— BEGIN Data in this exercise —
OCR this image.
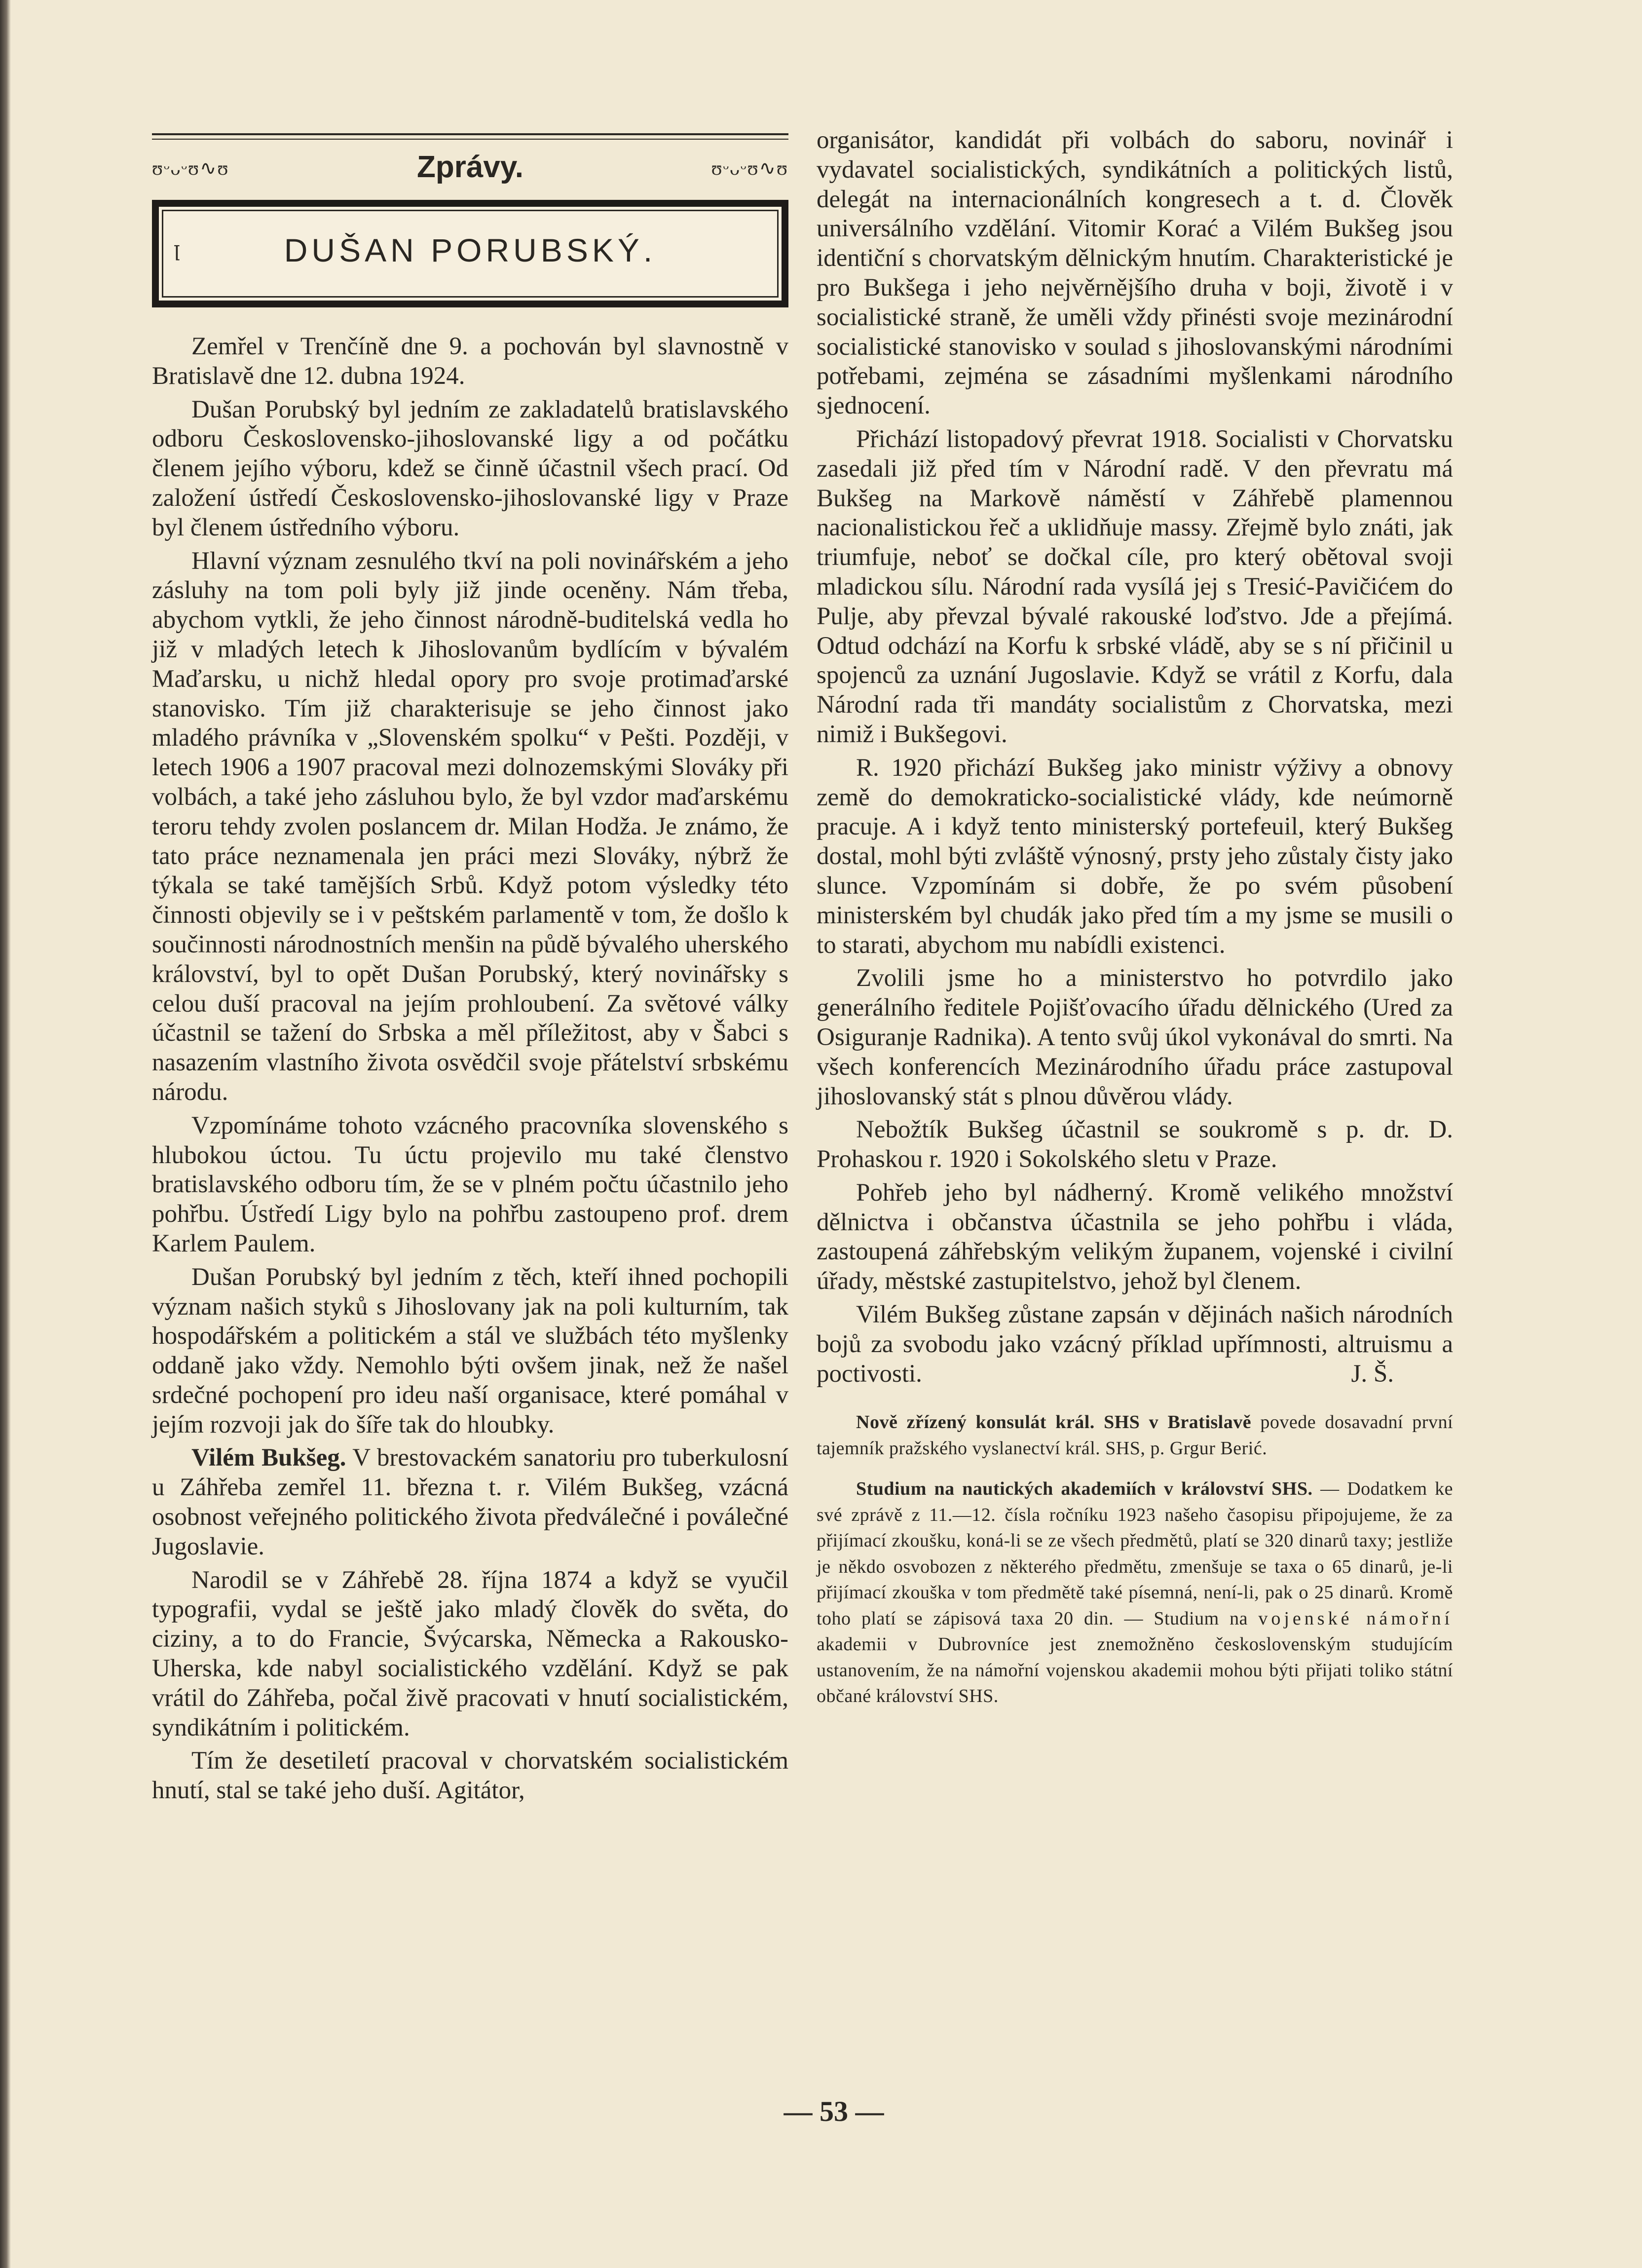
ʊᵕᴗᵕʊ∿ʊ	Zprávy.	ʊᵕᴗᵕʊ∿ʊ
ꞁ	DUŠAN PORUBSKÝ.

Zemřel v Trenčíně dne 9. a pochován byl slavnostně v Bratislavě dne 12. dubna 1924.

Dušan Porubský byl jedním ze zakladatelů bratislavského odboru Československo-jihoslovanské ligy a od počátku členem jejího výboru, kdež se činně účastnil všech prací. Od založení ústředí Československo-jihoslovanské ligy v Praze byl členem ústředního výboru.

Hlavní význam zesnulého tkví na poli novinářském a jeho zásluhy na tom poli byly již jinde oceněny. Nám třeba, abychom vytkli, že jeho činnost národně-buditelská vedla ho již v mladých letech k Jihoslovanům bydlícím v bývalém Maďarsku, u nichž hledal opory pro svoje protimaďarské stanovisko. Tím již charakterisuje se jeho činnost jako mladého právníka v „Slovenském spolku“ v Pešti. Později, v letech 1906 a 1907 pracoval mezi dolnozemskými Slováky při volbách, a také jeho zásluhou bylo, že byl vzdor maďarskému teroru tehdy zvolen poslancem dr. Milan Hodža. Je známo, že tato práce neznamenala jen práci mezi Slováky, nýbrž že týkala se také tamějších Srbů. Když potom výsledky této činnosti objevily se i v peštském parlamentě v tom, že došlo k součinnosti národnostních menšin na půdě bývalého uherského království, byl to opět Dušan Porubský, který novinářsky s celou duší pracoval na jejím prohloubení. Za světové války účastnil se tažení do Srbska a měl příležitost, aby v Šabci s nasazením vlastního života osvědčil svoje přátelství srbskému národu.

Vzpomínáme tohoto vzácného pracovníka slovenského s hlubokou úctou. Tu úctu projevilo mu také členstvo bratislavského odboru tím, že se v plném počtu účastnilo jeho pohřbu. Ústředí Ligy bylo na pohřbu zastoupeno prof. drem Karlem Paulem.

Dušan Porubský byl jedním z těch, kteří ihned pochopili význam našich styků s Jihoslovany jak na poli kulturním, tak hospodářském a politickém a stál ve službách této myšlenky oddaně jako vždy. Nemohlo býti ovšem jinak, než že našel srdečné pochopení pro ideu naší organisace, které pomáhal v jejím rozvoji jak do šíře tak do hloubky.

Vilém Bukšeg. V brestovackém sanatoriu pro tuberkulosní u Záhřeba zemřel 11. března t. r. Vilém Bukšeg, vzácná osobnost veřejného politického života předválečné i poválečné Jugoslavie.

Narodil se v Záhřebě 28. října 1874 a když se vyučil typografii, vydal se ještě jako mladý člověk do světa, do ciziny, a to do Francie, Švýcarska, Německa a Rakousko-Uherska, kde nabyl socialistického vzdělání. Když se pak vrátil do Záhřeba, počal živě pracovati v hnutí socialistickém, syndikátním i politickém.

Tím že desetiletí pracoval v chorvatském socialistickém hnutí, stal se také jeho duší. Agitátor,

organisátor, kandidát při volbách do saboru, novinář i vydavatel socialistických, syndikátních a politických listů, delegát na internacionálních kongresech a t. d. Člověk universálního vzdělání. Vitomir Korać a Vilém Bukšeg jsou identiční s chorvatským dělnickým hnutím. Charakteristické je pro Bukšega i jeho nejvěrnějšího druha v boji, životě i v socialistické straně, že uměli vždy přinésti svoje mezinárodní socialistické stanovisko v soulad s jihoslovanskými národními potřebami, zejména se zásadními myšlenkami národního sjednocení.

Přichází listopadový převrat 1918. Socialisti v Chorvatsku zasedali již před tím v Národní radě. V den převratu má Bukšeg na Markově náměstí v Záhřebě plamennou nacionalistickou řeč a uklidňuje massy. Zřejmě bylo znáti, jak triumfuje, neboť se dočkal cíle, pro který obětoval svoji mladickou sílu. Národní rada vysílá jej s Tresić-Pavičićem do Pulje, aby převzal bývalé rakouské loďstvo. Jde a přejímá. Odtud odchází na Korfu k srbské vládě, aby se s ní přičinil u spojenců za uznání Jugoslavie. Když se vrátil z Korfu, dala Národní rada tři mandáty socialistům z Chorvatska, mezi nimiž i Bukšegovi.

R. 1920 přichází Bukšeg jako ministr výživy a obnovy země do demokraticko-socialistické vlády, kde neúmorně pracuje. A i když tento ministerský portefeuil, který Bukšeg dostal, mohl býti zvláště výnosný, prsty jeho zůstaly čisty jako slunce. Vzpomínám si dobře, že po svém působení ministerském byl chudák jako před tím a my jsme se musili o to starati, abychom mu nabídli existenci.

Zvolili jsme ho a ministerstvo ho potvrdilo jako generálního ředitele Pojišťovacího úřadu dělnického (Ured za Osiguranje Radnika). A tento svůj úkol vykonával do smrti. Na všech konferencích Mezinárodního úřadu práce zastupoval jihoslovanský stát s plnou důvěrou vlády.

Nebožtík Bukšeg účastnil se soukromě s p. dr. D. Prohaskou r. 1920 i Sokolského sletu v Praze.

Pohřeb jeho byl nádherný. Kromě velikého množství dělnictva i občanstva účastnila se jeho pohřbu i vláda, zastoupená záhřebským velikým županem, vojenské i civilní úřady, městské zastupitelstvo, jehož byl členem.

Vilém Bukšeg zůstane zapsán v dějinách našich národních bojů za svobodu jako vzácný příklad upřímnosti, altruismu a poctivosti.	J. Š.

Nově zřízený konsulát král. SHS v Bratislavě povede dosavadní první tajemník pražského vyslanectví král. SHS, p. Grgur Berić.

Studium na nautických akademiích v království SHS. — Dodatkem ke své zprávě z 11.—12. čísla ročníku 1923 našeho časopisu připojujeme, že za přijímací zkoušku, koná-li se ze všech předmětů, platí se 320 dinarů taxy; jestliže je někdo osvobozen z některého předmětu, zmenšuje se taxa o 65 dinarů, je-li přijímací zkouška v tom předmětě také písemná, není-li, pak o 25 dinarů. Kromě toho platí se zápisová taxa 20 din. — Studium na vojenské námořní akademii v Dubrovníce jest znemožněno československým studujícím ustanovením, že na námořní vojenskou akademii mohou býti přijati toliko státní občané království SHS.

— 53 —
— END Data in this exercise —
* [Exercise brief]: Track down all lines above with the string "socialistickém" and copy them.

* [Solution to this exercise]:
Narodil se v Záhřebě 28. října 1874 a když se vyučil typografii, vydal se ještě jako mladý člověk do světa, do ciziny, a to do Francie, Švýcarska, Německa a Rakousko-Uherska, kde nabyl socialistického vzdělání. Když se pak vrátil do Záhřeba, počal živě pracovati v hnutí socialistickém, syndikátním i politickém.
Tím že desetiletí pracoval v chorvatském socialistickém hnutí, stal se také jeho duší. Agitátor,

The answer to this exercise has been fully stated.